--- TO DO ---
Find and copy each line of the records where the string "equipment" shows up.
### EXERCISE MATERIALS ###
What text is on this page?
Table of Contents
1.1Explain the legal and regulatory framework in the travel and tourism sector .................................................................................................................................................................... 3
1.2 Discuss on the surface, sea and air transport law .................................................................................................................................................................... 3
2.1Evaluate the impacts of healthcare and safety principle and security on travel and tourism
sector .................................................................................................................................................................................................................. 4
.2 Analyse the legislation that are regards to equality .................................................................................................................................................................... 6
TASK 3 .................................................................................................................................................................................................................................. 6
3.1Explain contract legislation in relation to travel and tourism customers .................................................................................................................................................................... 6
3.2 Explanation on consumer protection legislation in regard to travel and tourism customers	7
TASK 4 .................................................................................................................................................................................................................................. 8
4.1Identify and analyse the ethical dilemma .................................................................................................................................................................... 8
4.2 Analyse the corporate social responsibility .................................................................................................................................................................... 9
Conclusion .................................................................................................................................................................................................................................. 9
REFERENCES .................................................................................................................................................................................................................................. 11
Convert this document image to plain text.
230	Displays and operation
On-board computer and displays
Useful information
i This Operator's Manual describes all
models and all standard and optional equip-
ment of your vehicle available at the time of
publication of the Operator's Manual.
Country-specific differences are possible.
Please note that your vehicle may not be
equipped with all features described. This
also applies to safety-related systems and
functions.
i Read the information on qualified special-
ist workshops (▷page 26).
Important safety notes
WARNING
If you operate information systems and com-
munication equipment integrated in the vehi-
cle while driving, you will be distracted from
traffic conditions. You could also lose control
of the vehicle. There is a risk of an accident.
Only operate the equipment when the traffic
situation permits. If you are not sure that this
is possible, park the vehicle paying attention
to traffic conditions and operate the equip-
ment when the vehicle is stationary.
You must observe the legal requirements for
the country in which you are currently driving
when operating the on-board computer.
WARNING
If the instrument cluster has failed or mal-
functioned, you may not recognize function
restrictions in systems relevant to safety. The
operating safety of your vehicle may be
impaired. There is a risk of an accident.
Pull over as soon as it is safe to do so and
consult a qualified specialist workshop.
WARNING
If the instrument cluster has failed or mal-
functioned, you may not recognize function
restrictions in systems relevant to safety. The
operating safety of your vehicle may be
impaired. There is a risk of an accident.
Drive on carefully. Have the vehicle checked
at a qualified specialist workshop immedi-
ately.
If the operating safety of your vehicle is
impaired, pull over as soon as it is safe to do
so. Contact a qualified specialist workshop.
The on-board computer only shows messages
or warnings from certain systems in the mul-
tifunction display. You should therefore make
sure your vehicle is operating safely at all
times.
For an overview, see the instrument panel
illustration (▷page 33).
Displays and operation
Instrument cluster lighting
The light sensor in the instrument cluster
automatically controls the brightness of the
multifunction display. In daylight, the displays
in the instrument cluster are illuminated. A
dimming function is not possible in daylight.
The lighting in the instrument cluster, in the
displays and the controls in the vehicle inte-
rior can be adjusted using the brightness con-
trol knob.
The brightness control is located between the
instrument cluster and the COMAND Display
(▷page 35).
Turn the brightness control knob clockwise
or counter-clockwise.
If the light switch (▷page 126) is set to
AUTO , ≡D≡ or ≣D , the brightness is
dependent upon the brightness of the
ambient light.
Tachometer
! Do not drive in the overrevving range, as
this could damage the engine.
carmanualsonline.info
###
--- FINISHED EXERCISE ---
munication equipment integrated in the vehi-
Only operate the equipment when the traffic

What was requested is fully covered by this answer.